**Instructions for the task**
Output all lines exactly, with nothing added or dropped.

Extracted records
>> begin
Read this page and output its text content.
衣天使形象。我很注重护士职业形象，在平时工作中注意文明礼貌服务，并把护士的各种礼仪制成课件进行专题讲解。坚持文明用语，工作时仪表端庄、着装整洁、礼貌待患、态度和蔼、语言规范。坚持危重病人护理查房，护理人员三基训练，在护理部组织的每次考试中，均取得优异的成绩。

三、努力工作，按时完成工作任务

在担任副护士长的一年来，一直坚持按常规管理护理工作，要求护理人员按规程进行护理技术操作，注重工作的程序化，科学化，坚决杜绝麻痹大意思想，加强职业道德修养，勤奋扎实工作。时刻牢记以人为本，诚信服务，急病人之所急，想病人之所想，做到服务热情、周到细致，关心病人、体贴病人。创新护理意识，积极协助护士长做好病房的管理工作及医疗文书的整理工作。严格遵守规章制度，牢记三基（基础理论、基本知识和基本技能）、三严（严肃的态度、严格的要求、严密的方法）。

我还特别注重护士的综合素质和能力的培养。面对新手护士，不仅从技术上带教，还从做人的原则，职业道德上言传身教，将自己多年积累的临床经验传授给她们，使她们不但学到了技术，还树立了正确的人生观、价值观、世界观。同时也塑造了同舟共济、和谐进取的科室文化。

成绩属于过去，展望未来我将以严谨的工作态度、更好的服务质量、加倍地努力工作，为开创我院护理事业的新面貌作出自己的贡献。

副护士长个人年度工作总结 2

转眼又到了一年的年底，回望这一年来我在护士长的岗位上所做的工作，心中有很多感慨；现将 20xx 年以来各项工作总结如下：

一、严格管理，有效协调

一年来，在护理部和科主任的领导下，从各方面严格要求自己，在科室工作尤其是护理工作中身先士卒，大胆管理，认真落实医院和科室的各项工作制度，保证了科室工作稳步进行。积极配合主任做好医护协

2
>> end
**Exercise result**
Read this page and output its text content.
衣天使形象。我很注重护士职业形象，在平时工作中注意文明礼貌服务，并把护士的各种礼仪制成课件进行专题讲解。坚持文明用语，工作时仪表端庄、着装整洁、礼貌待患、态度和蔼、语言规范。坚持危重病人护理查房，护理人员三基训练，在护理部组织的每次考试中，均取得优异的成绩。

三、努力工作，按时完成工作任务

在担任副护士长的一年来，一直坚持按常规管理护理工作，要求护理人员按规程进行护理技术操作，注重工作的程序化，科学化，坚决杜绝麻痹大意思想，加强职业道德修养，勤奋扎实工作。时刻牢记以人为本，诚信服务，急病人之所急，想病人之所想，做到服务热情、周到细致，关心病人、体贴病人。创新护理意识，积极协助护士长做好病房的管理工作及医疗文书的整理工作。严格遵守规章制度，牢记三基（基础理论、基本知识和基本技能）、三严（严肃的态度、严格的要求、严密的方法）。

我还特别注重护士的综合素质和能力的培养。面对新手护士，不仅从技术上带教，还从做人的原则，职业道德上言传身教，将自己多年积累的临床经验传授给她们，使她们不但学到了技术，还树立了正确的人生观、价值观、世界观。同时也塑造了同舟共济、和谐进取的科室文化。

成绩属于过去，展望未来我将以严谨的工作态度、更好的服务质量、加倍地努力工作，为开创我院护理事业的新面貌作出自己的贡献。

副护士长个人年度工作总结 2

转眼又到了一年的年底，回望这一年来我在护士长的岗位上所做的工作，心中有很多感慨；现将 20xx 年以来各项工作总结如下：

一、严格管理，有效协调

一年来，在护理部和科主任的领导下，从各方面严格要求自己，在科室工作尤其是护理工作中身先士卒，大胆管理，认真落实医院和科室的各项工作制度，保证了科室工作稳步进行。积极配合主任做好医护协

2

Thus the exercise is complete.